* _PROBLEM REQUIREMENTS_
Copy these records word for word, every one of them, but leave out the pictures.
────────────────────────────────────────
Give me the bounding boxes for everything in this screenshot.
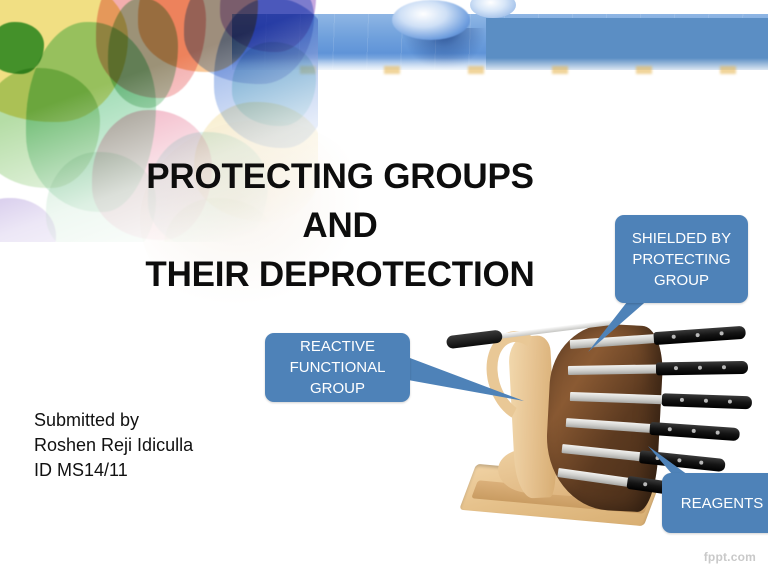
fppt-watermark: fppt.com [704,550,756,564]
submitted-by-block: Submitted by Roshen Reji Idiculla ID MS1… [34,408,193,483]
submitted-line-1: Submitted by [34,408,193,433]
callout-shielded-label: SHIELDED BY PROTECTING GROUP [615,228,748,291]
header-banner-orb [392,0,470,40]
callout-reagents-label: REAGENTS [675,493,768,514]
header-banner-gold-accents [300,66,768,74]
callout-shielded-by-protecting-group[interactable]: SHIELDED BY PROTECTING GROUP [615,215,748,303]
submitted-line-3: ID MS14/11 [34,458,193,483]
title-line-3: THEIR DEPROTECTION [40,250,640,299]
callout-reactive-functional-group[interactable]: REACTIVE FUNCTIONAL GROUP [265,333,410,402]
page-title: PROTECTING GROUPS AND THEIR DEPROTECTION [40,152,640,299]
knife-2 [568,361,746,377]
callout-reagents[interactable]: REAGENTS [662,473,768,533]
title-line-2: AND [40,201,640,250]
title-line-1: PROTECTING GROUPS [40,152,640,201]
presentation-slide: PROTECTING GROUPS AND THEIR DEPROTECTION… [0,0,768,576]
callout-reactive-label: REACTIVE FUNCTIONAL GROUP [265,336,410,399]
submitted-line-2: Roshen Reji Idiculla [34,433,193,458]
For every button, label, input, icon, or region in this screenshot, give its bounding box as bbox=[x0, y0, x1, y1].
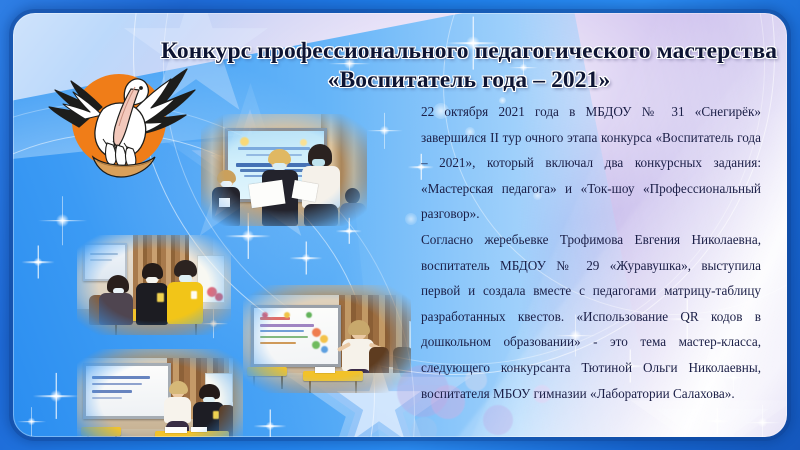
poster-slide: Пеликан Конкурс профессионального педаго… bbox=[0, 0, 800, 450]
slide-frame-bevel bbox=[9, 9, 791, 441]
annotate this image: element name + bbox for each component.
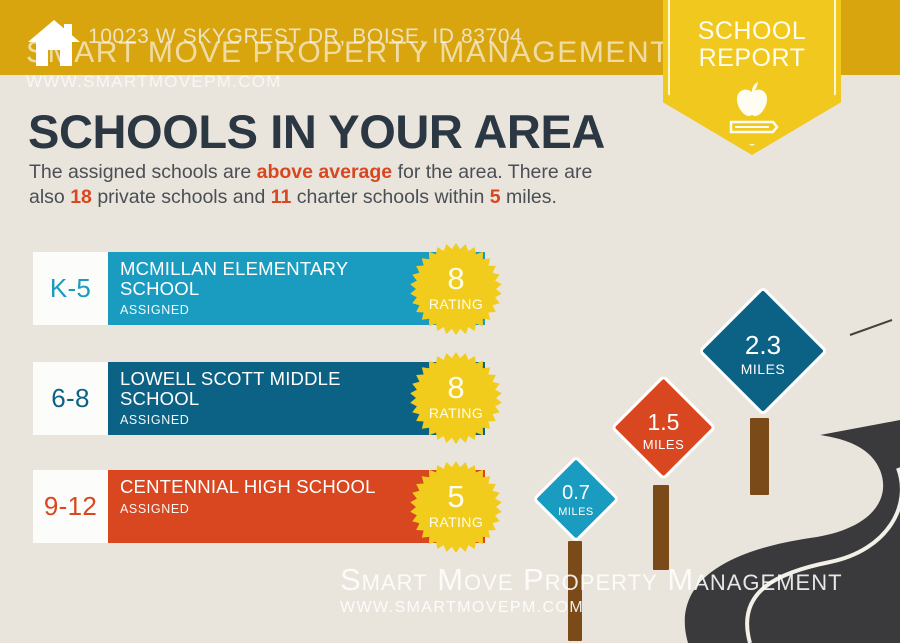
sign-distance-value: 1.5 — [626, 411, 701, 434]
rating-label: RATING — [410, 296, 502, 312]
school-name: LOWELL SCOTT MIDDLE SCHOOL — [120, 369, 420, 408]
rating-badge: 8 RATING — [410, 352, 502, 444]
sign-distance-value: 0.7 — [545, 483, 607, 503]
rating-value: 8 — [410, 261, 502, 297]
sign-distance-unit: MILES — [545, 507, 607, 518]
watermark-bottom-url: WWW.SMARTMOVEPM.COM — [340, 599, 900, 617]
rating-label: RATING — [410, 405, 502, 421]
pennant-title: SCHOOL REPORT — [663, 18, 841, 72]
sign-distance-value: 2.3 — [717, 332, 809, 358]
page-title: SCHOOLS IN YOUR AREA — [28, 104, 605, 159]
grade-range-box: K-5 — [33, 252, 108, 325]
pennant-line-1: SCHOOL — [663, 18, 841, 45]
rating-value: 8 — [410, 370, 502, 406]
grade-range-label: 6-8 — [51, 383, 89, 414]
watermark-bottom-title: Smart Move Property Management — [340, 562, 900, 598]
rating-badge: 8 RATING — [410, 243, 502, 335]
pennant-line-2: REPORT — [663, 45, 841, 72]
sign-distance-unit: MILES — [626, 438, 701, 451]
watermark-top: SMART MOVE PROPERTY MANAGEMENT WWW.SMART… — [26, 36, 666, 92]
────────────────────────────────────────
* _FINISHED ANSWER_
Give me the bounding boxes for everything in this screenshot.
fppt-watermark: fppt.com [704,550,756,564]
submitted-by-block: Submitted by Roshen Reji Idiculla ID MS1… [34,408,193,483]
submitted-line-1: Submitted by [34,408,193,433]
callout-shielded-label: SHIELDED BY PROTECTING GROUP [615,228,748,291]
header-banner-orb [392,0,470,40]
callout-reagents-label: REAGENTS [675,493,768,514]
header-banner-gold-accents [300,66,768,74]
callout-shielded-by-protecting-group[interactable]: SHIELDED BY PROTECTING GROUP [615,215,748,303]
submitted-line-3: ID MS14/11 [34,458,193,483]
title-line-3: THEIR DEPROTECTION [40,250,640,299]
callout-reactive-functional-group[interactable]: REACTIVE FUNCTIONAL GROUP [265,333,410,402]
page-title: PROTECTING GROUPS AND THEIR DEPROTECTION [40,152,640,299]
knife-2 [568,361,746,377]
callout-reagents[interactable]: REAGENTS [662,473,768,533]
title-line-2: AND [40,201,640,250]
title-line-1: PROTECTING GROUPS [40,152,640,201]
presentation-slide: PROTECTING GROUPS AND THEIR DEPROTECTION… [0,0,768,576]
callout-reactive-label: REACTIVE FUNCTIONAL GROUP [265,336,410,399]
submitted-line-2: Roshen Reji Idiculla [34,433,193,458]
For every button, label, input, icon, or region in this screenshot, give its bounding box as bbox=[x0, y0, x1, y1].
poster-slide: Пеликан Конкурс профессионального педаго… bbox=[0, 0, 800, 450]
slide-frame-bevel bbox=[9, 9, 791, 441]
annotate this image: element name + bbox for each component.
sign-distance-value: 1.5 — [626, 411, 701, 434]
rating-label: RATING — [410, 296, 502, 312]
school-name: LOWELL SCOTT MIDDLE SCHOOL — [120, 369, 420, 408]
rating-badge: 8 RATING — [410, 352, 502, 444]
sign-distance-value: 0.7 — [545, 483, 607, 503]
rating-value: 8 — [410, 261, 502, 297]
sign-distance-unit: MILES — [545, 507, 607, 518]
watermark-bottom-url: WWW.SMARTMOVEPM.COM — [340, 599, 900, 617]
rating-label: RATING — [410, 405, 502, 421]
pennant-title: SCHOOL REPORT — [663, 18, 841, 72]
sign-distance-value: 2.3 — [717, 332, 809, 358]
page-title: SCHOOLS IN YOUR AREA — [28, 104, 605, 159]
grade-range-box: K-5 — [33, 252, 108, 325]
pennant-line-1: SCHOOL — [663, 18, 841, 45]
rating-value: 8 — [410, 370, 502, 406]
grade-range-label: 6-8 — [51, 383, 89, 414]
watermark-bottom-title: Smart Move Property Management — [340, 562, 900, 598]
rating-badge: 8 RATING — [410, 243, 502, 335]
pennant-line-2: REPORT — [663, 45, 841, 72]
sign-distance-unit: MILES — [626, 438, 701, 451]
watermark-top: SMART MOVE PROPERTY MANAGEMENT WWW.SMART… — [26, 36, 666, 92]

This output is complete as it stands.